• EXERCISE TASK: Locate the string "JSON" in the listing below. Copy every line where it is found.

Start DATA TO PROCESS

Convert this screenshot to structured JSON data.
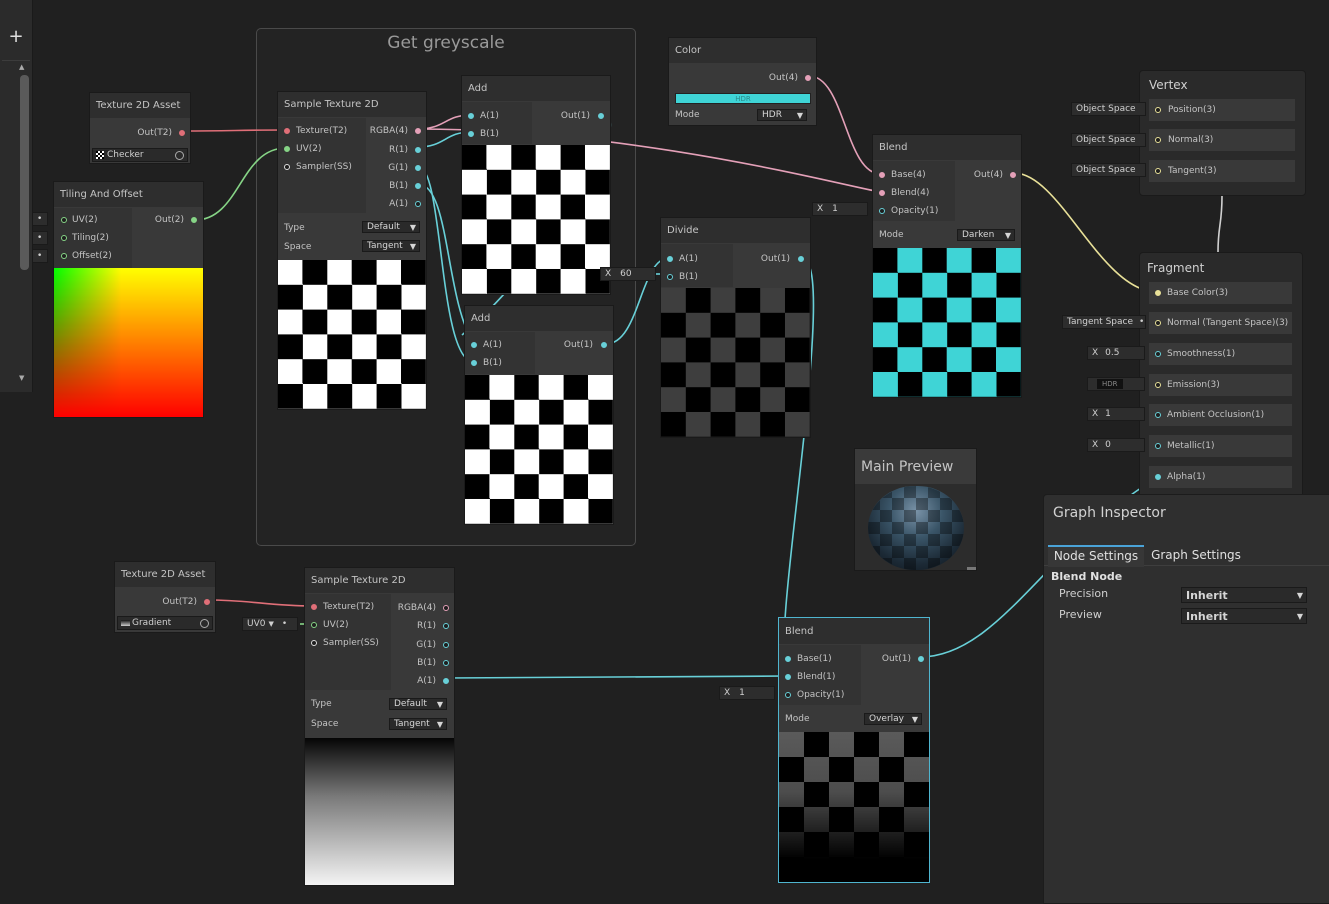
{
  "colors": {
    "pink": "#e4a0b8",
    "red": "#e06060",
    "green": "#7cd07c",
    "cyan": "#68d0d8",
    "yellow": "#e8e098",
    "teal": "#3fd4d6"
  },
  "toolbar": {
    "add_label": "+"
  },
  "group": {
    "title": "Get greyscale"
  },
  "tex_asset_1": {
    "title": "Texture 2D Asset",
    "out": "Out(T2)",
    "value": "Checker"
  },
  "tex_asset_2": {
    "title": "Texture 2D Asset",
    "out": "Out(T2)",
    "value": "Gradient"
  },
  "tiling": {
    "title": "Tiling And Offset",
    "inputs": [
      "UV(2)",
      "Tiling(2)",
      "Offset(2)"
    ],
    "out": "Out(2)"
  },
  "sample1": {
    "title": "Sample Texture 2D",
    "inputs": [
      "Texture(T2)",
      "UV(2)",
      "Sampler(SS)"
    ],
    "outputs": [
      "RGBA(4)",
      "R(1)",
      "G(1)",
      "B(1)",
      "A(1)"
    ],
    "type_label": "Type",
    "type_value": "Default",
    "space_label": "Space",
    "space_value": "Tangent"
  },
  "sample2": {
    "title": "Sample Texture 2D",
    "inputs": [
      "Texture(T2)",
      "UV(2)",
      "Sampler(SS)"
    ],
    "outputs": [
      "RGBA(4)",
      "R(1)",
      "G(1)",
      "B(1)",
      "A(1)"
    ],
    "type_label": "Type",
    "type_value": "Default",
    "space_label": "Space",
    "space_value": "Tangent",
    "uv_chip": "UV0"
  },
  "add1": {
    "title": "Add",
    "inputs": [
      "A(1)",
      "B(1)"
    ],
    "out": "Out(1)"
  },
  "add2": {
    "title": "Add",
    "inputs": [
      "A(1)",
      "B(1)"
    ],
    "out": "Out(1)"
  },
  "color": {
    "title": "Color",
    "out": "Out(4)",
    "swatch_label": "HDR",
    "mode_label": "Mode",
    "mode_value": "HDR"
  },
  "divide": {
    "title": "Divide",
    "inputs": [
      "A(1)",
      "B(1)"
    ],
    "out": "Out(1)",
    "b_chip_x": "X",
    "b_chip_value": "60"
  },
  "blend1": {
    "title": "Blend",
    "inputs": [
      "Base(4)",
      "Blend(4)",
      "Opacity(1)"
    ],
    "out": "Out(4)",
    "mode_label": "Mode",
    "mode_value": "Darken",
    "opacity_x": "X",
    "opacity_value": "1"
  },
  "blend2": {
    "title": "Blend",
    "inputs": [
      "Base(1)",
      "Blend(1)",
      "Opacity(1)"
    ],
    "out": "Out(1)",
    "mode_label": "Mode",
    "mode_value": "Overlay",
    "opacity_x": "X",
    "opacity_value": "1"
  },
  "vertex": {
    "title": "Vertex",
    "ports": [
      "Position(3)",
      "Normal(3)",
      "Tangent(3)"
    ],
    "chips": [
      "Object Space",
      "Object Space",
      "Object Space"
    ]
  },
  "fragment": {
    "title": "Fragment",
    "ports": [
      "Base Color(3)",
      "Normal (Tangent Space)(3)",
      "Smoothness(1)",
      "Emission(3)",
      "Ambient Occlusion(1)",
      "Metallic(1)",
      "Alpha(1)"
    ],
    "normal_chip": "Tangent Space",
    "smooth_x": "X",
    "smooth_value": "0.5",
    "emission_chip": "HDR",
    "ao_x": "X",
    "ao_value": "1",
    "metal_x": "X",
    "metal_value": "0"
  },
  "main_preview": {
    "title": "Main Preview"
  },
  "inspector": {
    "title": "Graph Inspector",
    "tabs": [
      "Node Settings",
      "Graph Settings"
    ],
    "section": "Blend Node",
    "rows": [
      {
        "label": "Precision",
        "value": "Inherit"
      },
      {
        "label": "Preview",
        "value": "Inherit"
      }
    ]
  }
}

End DATA TO PROCESS
Start DATA TO PROCESS

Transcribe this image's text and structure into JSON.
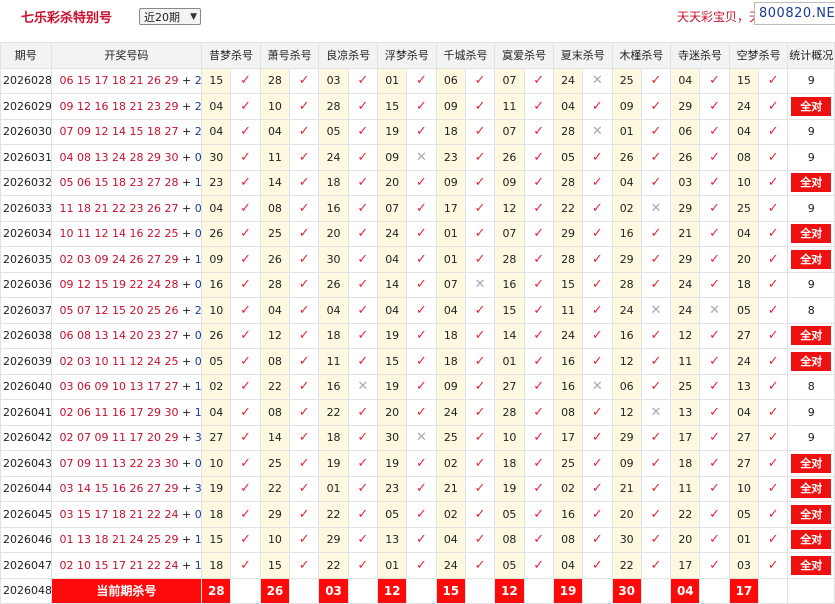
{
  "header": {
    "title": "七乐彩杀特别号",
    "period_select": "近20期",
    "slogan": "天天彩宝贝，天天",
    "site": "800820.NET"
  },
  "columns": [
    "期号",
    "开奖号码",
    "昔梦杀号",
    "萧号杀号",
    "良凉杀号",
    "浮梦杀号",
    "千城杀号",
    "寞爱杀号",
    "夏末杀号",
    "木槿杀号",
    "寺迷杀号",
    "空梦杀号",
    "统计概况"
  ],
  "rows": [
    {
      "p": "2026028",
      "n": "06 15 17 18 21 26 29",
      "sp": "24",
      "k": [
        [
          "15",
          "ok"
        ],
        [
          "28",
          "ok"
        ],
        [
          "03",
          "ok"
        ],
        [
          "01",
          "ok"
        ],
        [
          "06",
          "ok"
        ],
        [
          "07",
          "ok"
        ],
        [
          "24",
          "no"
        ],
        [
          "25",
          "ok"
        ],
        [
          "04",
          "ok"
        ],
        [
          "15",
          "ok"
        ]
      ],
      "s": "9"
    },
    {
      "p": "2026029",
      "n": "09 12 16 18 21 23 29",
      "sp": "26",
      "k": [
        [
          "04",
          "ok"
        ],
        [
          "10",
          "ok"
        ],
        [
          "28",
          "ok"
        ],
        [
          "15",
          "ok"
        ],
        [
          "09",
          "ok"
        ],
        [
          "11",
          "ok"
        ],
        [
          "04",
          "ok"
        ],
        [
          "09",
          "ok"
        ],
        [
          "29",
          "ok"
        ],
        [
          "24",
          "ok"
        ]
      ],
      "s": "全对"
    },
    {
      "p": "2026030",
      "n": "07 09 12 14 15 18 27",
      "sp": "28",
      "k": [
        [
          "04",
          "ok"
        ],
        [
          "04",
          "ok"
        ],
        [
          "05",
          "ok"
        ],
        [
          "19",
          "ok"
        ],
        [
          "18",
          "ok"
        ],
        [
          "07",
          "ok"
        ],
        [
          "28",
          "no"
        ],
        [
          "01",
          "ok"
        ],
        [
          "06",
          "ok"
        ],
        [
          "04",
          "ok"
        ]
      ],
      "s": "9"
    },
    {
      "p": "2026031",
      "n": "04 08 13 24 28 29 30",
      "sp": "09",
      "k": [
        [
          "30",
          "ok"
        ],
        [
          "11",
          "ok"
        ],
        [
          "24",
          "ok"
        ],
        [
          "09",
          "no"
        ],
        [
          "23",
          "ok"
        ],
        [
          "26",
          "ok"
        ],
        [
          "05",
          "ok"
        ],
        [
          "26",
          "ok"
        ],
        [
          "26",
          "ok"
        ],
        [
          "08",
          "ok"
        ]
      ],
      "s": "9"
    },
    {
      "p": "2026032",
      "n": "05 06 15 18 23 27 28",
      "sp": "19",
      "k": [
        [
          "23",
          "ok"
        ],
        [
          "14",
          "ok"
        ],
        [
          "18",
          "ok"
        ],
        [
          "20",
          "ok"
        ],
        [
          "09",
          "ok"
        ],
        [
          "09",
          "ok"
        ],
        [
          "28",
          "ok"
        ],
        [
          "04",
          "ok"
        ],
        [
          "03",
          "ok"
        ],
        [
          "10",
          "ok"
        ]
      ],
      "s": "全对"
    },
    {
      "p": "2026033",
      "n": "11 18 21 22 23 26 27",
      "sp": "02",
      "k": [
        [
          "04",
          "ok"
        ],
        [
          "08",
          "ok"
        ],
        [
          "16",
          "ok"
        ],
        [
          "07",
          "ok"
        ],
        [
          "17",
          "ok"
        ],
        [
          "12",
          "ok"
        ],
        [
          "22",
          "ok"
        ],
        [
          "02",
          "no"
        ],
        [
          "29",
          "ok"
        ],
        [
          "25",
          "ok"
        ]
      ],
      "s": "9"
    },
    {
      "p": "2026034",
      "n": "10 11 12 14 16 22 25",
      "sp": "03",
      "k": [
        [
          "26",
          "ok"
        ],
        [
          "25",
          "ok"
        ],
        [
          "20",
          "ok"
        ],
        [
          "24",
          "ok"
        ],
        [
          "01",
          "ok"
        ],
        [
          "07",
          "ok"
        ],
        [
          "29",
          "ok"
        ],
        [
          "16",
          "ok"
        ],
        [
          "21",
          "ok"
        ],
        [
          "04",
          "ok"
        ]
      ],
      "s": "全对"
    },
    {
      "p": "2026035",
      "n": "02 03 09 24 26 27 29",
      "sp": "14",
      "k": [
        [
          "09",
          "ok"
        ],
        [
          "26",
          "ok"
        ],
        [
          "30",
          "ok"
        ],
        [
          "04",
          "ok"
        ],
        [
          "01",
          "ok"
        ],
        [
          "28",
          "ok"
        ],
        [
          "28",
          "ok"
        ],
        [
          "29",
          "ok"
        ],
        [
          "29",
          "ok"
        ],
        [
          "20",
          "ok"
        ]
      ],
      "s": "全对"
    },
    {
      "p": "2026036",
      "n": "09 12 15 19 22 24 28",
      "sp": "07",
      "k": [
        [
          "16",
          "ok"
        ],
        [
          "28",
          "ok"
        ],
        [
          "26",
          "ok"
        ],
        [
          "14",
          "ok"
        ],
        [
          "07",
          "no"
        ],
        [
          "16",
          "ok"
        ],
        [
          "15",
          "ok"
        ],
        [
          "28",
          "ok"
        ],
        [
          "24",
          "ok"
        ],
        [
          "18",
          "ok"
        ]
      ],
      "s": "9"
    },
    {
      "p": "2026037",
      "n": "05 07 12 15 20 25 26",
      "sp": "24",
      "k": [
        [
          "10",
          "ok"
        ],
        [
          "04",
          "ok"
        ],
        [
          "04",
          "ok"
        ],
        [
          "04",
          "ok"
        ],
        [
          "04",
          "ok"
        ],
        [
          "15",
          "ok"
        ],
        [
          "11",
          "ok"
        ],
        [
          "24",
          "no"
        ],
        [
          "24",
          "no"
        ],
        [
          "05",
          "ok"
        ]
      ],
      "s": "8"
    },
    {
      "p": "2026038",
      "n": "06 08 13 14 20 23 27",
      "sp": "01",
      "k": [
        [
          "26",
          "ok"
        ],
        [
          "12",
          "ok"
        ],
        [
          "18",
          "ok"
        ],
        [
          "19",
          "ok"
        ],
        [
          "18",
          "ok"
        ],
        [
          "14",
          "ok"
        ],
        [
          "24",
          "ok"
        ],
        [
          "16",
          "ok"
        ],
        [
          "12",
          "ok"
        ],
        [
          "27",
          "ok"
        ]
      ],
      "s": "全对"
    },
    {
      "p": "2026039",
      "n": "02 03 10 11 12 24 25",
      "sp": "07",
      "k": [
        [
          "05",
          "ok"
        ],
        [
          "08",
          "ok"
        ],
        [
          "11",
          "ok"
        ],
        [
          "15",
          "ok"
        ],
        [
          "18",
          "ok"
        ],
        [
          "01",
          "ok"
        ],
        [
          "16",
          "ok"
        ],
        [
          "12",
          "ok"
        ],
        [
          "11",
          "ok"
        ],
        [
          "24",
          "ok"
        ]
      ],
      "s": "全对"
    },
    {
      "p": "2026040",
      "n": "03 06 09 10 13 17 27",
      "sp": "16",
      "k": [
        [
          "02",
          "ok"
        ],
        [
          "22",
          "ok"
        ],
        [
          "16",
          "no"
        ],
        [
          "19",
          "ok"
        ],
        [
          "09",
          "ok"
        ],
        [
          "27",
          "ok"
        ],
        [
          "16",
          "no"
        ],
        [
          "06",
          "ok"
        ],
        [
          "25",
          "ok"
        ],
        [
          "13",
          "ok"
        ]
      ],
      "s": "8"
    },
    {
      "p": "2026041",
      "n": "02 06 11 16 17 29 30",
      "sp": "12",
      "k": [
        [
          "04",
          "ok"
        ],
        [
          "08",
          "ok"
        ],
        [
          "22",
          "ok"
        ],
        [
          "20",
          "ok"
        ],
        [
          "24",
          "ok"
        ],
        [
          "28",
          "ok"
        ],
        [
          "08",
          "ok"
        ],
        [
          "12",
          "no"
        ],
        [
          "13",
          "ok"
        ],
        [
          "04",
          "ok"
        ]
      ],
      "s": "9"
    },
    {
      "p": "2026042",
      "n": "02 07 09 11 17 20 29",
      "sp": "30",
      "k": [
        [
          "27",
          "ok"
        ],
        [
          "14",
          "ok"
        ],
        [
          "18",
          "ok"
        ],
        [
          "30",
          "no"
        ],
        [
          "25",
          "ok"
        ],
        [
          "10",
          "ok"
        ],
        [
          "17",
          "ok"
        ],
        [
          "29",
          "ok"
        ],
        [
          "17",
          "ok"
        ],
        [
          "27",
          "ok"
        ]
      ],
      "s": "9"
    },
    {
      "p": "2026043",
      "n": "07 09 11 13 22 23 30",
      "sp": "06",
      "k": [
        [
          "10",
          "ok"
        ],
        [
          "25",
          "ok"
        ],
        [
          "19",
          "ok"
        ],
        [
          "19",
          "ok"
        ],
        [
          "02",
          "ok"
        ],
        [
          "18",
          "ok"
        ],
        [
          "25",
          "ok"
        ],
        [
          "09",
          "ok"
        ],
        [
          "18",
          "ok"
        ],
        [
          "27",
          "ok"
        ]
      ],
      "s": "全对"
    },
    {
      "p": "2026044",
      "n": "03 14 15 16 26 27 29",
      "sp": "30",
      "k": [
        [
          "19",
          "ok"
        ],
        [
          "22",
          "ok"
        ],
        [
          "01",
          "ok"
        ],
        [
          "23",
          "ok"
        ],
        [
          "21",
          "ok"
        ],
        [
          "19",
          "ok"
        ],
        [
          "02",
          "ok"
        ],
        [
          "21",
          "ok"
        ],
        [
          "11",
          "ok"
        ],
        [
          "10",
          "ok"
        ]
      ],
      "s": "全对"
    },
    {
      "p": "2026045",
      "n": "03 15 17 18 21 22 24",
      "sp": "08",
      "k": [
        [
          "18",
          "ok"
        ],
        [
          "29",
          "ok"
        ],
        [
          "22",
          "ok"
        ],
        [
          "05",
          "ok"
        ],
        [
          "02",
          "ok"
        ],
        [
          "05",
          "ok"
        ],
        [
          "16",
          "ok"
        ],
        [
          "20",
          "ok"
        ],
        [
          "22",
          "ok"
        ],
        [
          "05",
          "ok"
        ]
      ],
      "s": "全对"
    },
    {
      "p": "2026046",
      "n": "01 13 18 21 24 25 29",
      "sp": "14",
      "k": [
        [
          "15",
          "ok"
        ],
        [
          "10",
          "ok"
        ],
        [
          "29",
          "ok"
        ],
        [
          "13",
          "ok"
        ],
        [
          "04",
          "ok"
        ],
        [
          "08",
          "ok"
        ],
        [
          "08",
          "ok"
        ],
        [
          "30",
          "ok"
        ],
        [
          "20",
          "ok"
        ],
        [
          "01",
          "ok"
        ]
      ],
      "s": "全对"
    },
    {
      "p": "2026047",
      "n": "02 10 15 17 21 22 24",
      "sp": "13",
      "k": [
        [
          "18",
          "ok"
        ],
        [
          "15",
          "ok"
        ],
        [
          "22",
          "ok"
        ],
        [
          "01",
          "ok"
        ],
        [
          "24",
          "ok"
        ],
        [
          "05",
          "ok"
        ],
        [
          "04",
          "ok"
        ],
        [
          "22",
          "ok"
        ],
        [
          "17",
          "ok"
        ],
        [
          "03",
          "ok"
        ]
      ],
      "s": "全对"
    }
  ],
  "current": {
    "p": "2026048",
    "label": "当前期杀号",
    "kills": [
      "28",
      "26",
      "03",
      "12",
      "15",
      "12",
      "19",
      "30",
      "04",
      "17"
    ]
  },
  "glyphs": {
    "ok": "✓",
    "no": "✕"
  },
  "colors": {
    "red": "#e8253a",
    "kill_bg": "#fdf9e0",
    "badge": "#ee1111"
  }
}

End DATA TO PROCESS

• WRITTEN REPLY:
Convert this screenshot to structured JSON data.
Transcribe this image's text and structure into JSON.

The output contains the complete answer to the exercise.